* _Exercise details_:
Copy the listing lines starting at the line containing "858, 709, 877]" and ending at the line containing "marker-box: F [420, 154, 436, 171]", changing "option" to "choice" and leaving everything else unchanged.
[start Material provided]
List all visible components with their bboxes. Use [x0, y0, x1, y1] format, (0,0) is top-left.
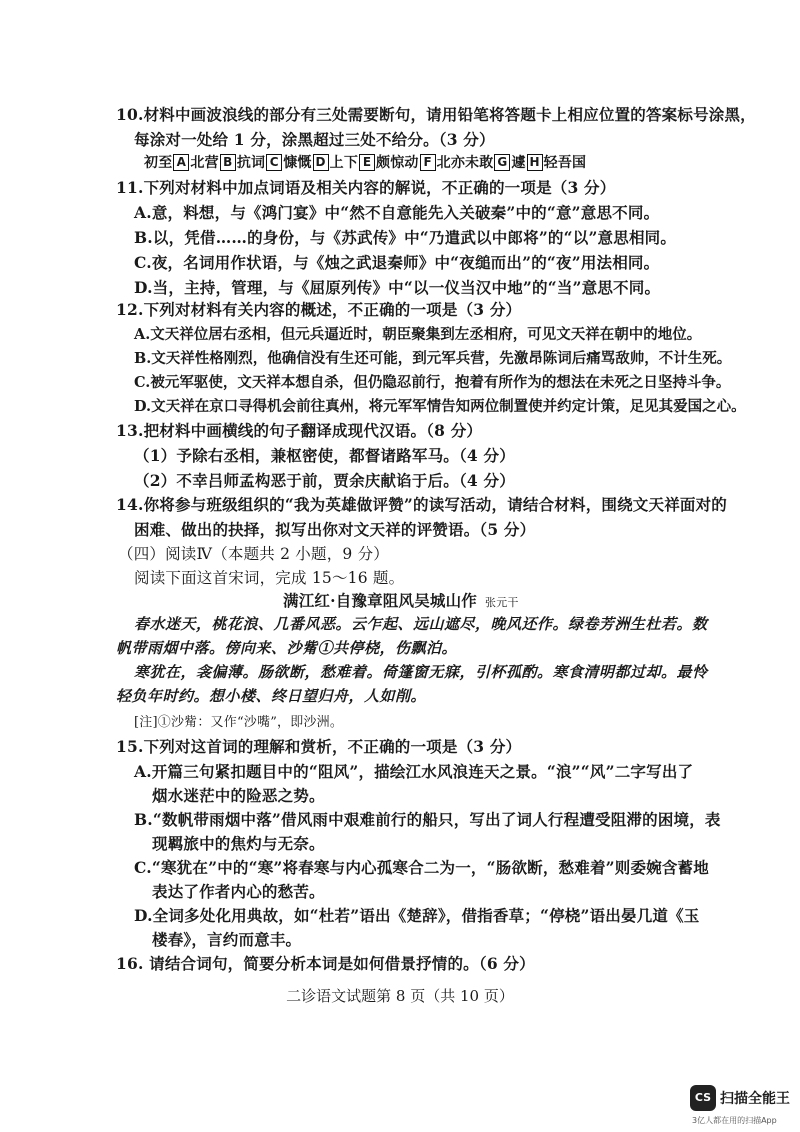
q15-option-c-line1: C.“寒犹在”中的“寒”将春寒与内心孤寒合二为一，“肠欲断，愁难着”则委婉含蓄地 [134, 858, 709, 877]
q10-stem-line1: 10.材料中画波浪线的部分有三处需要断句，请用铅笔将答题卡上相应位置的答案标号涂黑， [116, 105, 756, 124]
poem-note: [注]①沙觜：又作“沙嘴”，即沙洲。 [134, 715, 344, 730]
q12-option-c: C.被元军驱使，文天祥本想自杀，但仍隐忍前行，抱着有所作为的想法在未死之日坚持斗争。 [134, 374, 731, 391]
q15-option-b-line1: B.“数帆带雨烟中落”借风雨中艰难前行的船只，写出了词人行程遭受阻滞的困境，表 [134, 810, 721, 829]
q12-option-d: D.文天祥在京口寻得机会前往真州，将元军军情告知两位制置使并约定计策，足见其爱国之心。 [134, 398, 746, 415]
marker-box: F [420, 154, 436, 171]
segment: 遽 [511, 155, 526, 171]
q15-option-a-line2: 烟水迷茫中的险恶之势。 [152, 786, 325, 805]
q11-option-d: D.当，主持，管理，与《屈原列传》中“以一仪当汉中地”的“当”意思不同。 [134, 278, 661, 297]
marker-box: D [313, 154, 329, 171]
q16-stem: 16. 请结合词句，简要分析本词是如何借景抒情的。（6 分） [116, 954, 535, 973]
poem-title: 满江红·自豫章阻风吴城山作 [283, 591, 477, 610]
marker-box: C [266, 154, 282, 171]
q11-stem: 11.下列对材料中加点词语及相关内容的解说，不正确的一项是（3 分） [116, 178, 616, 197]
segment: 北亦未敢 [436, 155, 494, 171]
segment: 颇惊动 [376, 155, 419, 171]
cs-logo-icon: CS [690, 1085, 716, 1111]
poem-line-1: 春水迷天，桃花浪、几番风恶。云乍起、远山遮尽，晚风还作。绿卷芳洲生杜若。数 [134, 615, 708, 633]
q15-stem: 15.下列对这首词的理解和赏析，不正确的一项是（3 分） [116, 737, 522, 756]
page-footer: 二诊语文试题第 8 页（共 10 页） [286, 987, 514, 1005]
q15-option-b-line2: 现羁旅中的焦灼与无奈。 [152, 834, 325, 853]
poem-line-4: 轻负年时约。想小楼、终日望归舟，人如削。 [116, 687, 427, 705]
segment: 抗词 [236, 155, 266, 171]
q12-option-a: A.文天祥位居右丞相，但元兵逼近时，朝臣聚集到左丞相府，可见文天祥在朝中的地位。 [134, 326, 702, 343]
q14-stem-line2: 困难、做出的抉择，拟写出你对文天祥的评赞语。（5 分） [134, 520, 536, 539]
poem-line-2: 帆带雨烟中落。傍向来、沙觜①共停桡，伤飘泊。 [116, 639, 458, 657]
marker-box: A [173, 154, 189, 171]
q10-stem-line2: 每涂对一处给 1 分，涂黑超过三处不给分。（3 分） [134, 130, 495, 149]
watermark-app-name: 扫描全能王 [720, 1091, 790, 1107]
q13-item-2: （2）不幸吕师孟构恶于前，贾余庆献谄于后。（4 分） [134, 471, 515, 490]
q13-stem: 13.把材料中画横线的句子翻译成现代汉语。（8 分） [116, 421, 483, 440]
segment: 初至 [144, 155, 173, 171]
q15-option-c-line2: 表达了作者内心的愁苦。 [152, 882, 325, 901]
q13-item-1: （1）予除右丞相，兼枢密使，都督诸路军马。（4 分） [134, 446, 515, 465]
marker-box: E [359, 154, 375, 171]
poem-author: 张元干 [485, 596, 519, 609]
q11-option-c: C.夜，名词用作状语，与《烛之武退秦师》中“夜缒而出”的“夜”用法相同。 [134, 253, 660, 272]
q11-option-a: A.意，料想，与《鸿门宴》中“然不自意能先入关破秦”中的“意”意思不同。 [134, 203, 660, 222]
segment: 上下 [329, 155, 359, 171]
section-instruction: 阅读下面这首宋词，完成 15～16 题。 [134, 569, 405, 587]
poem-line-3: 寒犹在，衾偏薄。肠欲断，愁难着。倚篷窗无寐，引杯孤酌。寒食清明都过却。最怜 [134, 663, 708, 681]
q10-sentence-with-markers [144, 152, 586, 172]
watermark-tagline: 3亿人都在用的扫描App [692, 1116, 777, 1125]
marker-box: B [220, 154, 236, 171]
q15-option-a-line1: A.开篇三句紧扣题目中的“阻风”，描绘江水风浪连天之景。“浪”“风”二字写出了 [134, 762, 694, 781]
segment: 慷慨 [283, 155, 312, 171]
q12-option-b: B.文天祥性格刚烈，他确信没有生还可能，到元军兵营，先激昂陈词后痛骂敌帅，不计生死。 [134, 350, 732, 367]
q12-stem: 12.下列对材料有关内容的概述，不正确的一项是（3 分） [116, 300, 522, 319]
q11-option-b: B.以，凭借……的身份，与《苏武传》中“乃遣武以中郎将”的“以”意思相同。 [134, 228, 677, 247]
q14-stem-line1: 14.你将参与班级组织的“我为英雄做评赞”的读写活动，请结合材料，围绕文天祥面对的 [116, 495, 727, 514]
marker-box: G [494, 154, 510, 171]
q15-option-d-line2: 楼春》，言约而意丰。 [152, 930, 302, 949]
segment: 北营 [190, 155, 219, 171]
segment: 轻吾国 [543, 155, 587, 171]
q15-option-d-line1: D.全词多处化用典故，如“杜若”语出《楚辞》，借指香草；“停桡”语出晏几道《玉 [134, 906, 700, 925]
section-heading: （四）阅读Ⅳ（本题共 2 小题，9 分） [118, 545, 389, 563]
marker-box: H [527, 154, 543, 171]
[end Material provided]
[start Material provided]
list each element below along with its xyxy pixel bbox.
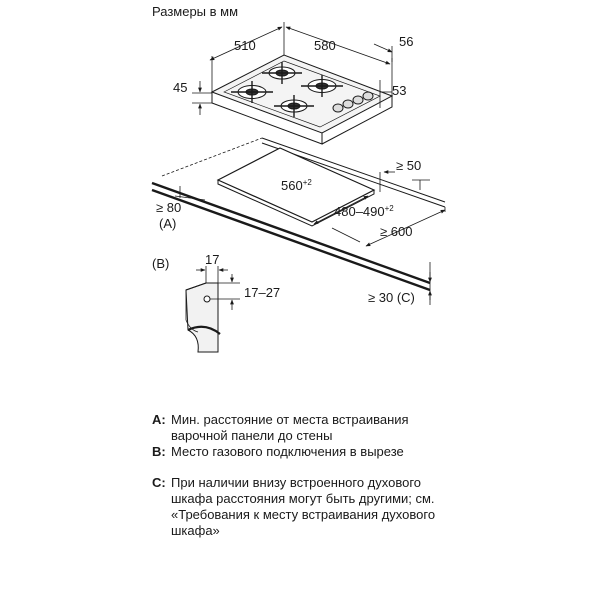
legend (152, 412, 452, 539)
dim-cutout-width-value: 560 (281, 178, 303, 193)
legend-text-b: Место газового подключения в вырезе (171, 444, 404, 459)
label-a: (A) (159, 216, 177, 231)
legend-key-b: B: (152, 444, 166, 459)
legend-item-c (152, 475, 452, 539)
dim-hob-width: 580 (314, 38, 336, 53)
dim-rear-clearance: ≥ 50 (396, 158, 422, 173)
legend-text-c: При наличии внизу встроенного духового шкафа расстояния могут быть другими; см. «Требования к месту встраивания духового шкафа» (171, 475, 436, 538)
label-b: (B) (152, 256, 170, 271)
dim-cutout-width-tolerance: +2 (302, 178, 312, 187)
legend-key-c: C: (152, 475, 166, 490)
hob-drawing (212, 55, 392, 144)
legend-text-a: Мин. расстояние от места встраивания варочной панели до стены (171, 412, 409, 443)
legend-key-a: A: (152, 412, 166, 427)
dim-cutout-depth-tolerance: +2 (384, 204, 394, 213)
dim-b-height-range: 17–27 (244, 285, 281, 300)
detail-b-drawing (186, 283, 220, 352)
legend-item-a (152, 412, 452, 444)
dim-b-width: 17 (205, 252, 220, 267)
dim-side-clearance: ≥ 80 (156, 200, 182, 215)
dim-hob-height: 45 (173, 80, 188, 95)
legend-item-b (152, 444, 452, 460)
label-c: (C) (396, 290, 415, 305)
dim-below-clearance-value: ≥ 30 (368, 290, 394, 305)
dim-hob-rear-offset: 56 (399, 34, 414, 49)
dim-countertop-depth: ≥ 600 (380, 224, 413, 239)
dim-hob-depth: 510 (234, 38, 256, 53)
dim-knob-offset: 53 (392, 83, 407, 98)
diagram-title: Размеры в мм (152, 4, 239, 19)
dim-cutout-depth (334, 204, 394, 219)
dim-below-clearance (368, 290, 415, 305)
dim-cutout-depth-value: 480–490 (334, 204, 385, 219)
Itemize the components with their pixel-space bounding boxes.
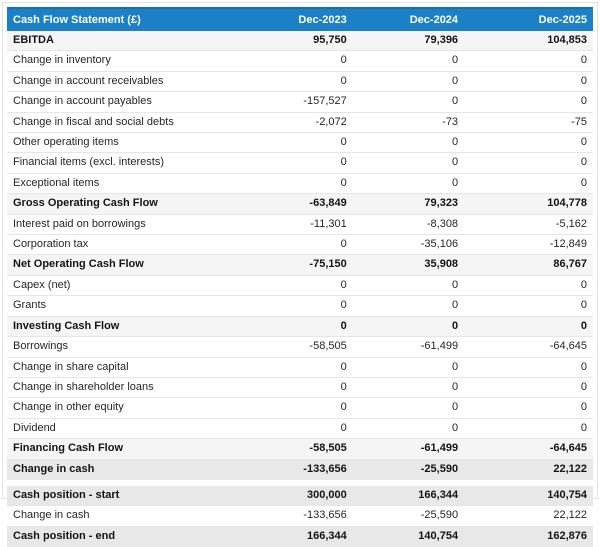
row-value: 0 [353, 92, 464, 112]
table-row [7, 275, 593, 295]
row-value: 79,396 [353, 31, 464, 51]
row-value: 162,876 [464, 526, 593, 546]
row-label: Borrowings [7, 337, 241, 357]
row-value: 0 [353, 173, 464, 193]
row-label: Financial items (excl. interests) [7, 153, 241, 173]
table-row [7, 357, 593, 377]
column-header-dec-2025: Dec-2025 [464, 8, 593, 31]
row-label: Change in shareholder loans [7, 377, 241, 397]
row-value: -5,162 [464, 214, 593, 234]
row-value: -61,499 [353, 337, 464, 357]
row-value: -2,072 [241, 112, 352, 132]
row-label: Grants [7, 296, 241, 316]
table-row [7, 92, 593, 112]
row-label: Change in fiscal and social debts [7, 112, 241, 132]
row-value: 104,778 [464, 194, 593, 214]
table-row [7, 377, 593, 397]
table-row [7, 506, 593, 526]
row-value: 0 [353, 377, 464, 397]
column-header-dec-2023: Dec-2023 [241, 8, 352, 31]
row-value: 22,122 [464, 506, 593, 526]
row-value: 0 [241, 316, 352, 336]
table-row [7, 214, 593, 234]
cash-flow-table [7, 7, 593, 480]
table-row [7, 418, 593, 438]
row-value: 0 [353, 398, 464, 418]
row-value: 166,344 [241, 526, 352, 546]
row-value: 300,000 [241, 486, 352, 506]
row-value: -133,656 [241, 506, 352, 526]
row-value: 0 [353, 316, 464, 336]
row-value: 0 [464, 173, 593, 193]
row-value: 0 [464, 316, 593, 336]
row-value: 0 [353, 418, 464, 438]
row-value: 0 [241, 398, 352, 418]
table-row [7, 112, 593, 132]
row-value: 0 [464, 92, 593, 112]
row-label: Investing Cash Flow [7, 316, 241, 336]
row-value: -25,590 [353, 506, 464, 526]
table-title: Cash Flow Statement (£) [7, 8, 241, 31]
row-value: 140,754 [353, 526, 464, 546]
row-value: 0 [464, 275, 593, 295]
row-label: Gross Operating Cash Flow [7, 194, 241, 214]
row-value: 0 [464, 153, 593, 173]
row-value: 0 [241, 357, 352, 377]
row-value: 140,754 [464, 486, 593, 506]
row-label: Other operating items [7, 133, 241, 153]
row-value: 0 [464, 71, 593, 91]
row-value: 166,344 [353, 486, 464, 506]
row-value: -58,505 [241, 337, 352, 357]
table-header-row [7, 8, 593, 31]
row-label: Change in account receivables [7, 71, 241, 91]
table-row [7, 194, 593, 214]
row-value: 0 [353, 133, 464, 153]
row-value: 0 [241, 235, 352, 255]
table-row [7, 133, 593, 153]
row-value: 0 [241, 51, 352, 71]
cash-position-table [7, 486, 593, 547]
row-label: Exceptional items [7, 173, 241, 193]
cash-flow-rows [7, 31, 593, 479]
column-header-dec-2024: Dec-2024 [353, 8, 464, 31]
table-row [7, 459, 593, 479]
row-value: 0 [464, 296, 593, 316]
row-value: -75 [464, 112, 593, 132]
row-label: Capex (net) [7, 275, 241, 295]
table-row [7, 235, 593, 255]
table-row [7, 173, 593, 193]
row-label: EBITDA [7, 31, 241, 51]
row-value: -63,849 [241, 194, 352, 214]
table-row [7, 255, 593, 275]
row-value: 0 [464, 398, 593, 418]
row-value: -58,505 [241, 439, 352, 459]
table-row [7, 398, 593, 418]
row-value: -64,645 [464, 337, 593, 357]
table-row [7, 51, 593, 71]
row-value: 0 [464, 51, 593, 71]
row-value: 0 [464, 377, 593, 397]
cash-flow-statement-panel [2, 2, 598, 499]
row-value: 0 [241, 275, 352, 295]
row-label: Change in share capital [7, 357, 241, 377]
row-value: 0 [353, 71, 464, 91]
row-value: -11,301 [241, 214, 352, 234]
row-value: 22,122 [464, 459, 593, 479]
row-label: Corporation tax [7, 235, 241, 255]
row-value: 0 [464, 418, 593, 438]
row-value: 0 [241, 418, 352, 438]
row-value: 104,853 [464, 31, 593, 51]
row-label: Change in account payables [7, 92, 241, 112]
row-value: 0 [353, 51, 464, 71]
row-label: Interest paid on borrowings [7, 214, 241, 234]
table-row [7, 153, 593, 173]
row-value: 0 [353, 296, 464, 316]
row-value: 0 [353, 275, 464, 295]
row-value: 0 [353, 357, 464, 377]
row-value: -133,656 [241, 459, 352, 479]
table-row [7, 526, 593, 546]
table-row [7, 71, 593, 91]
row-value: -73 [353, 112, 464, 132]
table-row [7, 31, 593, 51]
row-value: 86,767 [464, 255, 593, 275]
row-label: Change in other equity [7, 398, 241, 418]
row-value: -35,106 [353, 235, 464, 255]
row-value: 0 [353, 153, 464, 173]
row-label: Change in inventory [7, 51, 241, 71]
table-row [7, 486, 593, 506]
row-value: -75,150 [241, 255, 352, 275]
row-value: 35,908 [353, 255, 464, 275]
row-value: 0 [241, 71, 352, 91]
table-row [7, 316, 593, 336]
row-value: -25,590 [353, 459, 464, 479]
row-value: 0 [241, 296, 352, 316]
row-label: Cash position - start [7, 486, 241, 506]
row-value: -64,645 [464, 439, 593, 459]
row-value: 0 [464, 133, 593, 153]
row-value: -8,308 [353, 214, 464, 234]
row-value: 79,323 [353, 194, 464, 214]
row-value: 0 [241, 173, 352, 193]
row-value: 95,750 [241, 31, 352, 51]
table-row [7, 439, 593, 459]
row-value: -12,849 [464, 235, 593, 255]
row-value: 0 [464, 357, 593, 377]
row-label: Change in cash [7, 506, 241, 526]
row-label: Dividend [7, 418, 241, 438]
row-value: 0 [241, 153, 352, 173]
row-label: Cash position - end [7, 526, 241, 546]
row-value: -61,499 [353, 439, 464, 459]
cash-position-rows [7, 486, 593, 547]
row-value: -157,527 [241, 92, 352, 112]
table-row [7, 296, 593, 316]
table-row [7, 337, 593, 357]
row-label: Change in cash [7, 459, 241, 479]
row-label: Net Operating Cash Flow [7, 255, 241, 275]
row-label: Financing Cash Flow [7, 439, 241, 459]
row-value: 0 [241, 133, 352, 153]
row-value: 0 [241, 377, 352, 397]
[end Material provided]
[start Material provided]
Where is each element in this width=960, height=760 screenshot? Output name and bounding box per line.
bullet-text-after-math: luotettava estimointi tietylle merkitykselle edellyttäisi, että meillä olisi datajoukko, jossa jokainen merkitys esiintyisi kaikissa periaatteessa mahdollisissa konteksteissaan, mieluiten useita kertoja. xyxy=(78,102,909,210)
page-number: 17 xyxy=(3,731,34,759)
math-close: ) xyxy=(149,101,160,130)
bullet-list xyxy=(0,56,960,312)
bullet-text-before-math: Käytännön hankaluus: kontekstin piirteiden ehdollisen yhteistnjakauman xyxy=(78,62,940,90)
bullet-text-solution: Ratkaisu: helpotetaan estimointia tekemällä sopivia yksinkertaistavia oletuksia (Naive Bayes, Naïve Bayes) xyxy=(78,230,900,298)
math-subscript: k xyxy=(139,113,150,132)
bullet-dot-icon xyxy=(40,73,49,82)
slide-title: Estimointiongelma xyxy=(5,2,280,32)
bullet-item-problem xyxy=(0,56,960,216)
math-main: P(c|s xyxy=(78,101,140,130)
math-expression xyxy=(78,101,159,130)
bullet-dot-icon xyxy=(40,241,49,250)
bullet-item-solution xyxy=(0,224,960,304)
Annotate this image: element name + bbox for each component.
[end Material provided]
* _Response for this exercise_:
q15-choice-c-line1: C.“寒犹在”中的“寒”将春寒与内心孤寒合二为一，“肠欲断，愁难着”则委婉含蓄地 [134, 858, 709, 877]
q10-stem-line1: 10.材料中画波浪线的部分有三处需要断句，请用铅笔将答题卡上相应位置的答案标号涂黑， [116, 105, 756, 124]
poem-note: [注]①沙觜：又作“沙嘴”，即沙洲。 [134, 715, 344, 730]
q12-choice-c: C.被元军驱使，文天祥本想自杀，但仍隐忍前行，抱着有所作为的想法在未死之日坚持斗争。 [134, 374, 731, 391]
q15-choice-b-line1: B.“数帆带雨烟中落”借风雨中艰难前行的船只，写出了词人行程遭受阻滞的困境，表 [134, 810, 721, 829]
q12-choice-d: D.文天祥在京口寻得机会前往真州，将元军军情告知两位制置使并约定计策，足见其爱国之心。 [134, 398, 746, 415]
marker-box: F [420, 154, 436, 171]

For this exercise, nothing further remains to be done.